> **Direction**: Present the following data again exactly as it is shown.

┌──

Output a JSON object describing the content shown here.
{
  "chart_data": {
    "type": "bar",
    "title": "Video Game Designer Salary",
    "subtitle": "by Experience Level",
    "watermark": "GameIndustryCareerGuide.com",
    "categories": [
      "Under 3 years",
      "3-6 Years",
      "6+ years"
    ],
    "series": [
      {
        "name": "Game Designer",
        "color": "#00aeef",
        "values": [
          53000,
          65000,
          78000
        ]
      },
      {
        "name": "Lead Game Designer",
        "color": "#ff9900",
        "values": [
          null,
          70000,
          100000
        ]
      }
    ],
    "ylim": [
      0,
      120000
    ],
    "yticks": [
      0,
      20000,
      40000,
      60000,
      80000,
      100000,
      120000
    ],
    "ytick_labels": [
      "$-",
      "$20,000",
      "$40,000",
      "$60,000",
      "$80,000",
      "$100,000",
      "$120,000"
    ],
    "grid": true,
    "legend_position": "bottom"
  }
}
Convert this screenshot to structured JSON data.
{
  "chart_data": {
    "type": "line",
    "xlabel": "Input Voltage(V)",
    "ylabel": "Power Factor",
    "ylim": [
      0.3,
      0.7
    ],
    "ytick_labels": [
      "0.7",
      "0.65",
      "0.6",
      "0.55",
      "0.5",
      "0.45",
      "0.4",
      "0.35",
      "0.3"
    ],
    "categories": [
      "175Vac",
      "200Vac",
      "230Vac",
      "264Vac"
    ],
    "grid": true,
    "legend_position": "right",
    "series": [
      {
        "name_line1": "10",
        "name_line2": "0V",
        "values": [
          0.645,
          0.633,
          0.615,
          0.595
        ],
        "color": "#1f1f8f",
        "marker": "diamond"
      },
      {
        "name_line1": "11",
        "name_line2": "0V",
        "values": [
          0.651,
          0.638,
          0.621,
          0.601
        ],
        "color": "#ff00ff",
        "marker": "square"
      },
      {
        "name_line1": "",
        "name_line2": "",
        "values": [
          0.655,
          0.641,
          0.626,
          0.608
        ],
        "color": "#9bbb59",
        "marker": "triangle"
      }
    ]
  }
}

└──

> **Answer**:
Output a JSON object describing the content shown here.
{
  "chart_data": {
    "type": "bar",
    "title": "Video Game Designer Salary",
    "subtitle": "by Experience Level",
    "watermark": "GameIndustryCareerGuide.com",
    "categories": [
      "Under 3 years",
      "3-6 Years",
      "6+ years"
    ],
    "series": [
      {
        "name": "Game Designer",
        "color": "#00aeef",
        "values": [
          53000,
          65000,
          78000
        ]
      },
      {
        "name": "Lead Game Designer",
        "color": "#ff9900",
        "values": [
          null,
          70000,
          100000
        ]
      }
    ],
    "ylim": [
      0,
      120000
    ],
    "yticks": [
      0,
      20000,
      40000,
      60000,
      80000,
      100000,
      120000
    ],
    "ytick_labels": [
      "$-",
      "$20,000",
      "$40,000",
      "$60,000",
      "$80,000",
      "$100,000",
      "$120,000"
    ],
    "grid": true,
    "legend_position": "bottom"
  }
}
Convert this screenshot to structured JSON data.
{
  "chart_data": {
    "type": "line",
    "xlabel": "Input Voltage(V)",
    "ylabel": "Power Factor",
    "ylim": [
      0.3,
      0.7
    ],
    "ytick_labels": [
      "0.7",
      "0.65",
      "0.6",
      "0.55",
      "0.5",
      "0.45",
      "0.4",
      "0.35",
      "0.3"
    ],
    "categories": [
      "175Vac",
      "200Vac",
      "230Vac",
      "264Vac"
    ],
    "grid": true,
    "legend_position": "right",
    "series": [
      {
        "name_line1": "10",
        "name_line2": "0V",
        "values": [
          0.645,
          0.633,
          0.615,
          0.595
        ],
        "color": "#1f1f8f",
        "marker": "diamond"
      },
      {
        "name_line1": "11",
        "name_line2": "0V",
        "values": [
          0.651,
          0.638,
          0.621,
          0.601
        ],
        "color": "#ff00ff",
        "marker": "square"
      },
      {
        "name_line1": "",
        "name_line2": "",
        "values": [
          0.655,
          0.641,
          0.626,
          0.608
        ],
        "color": "#9bbb59",
        "marker": "triangle"
      }
    ]
  }
}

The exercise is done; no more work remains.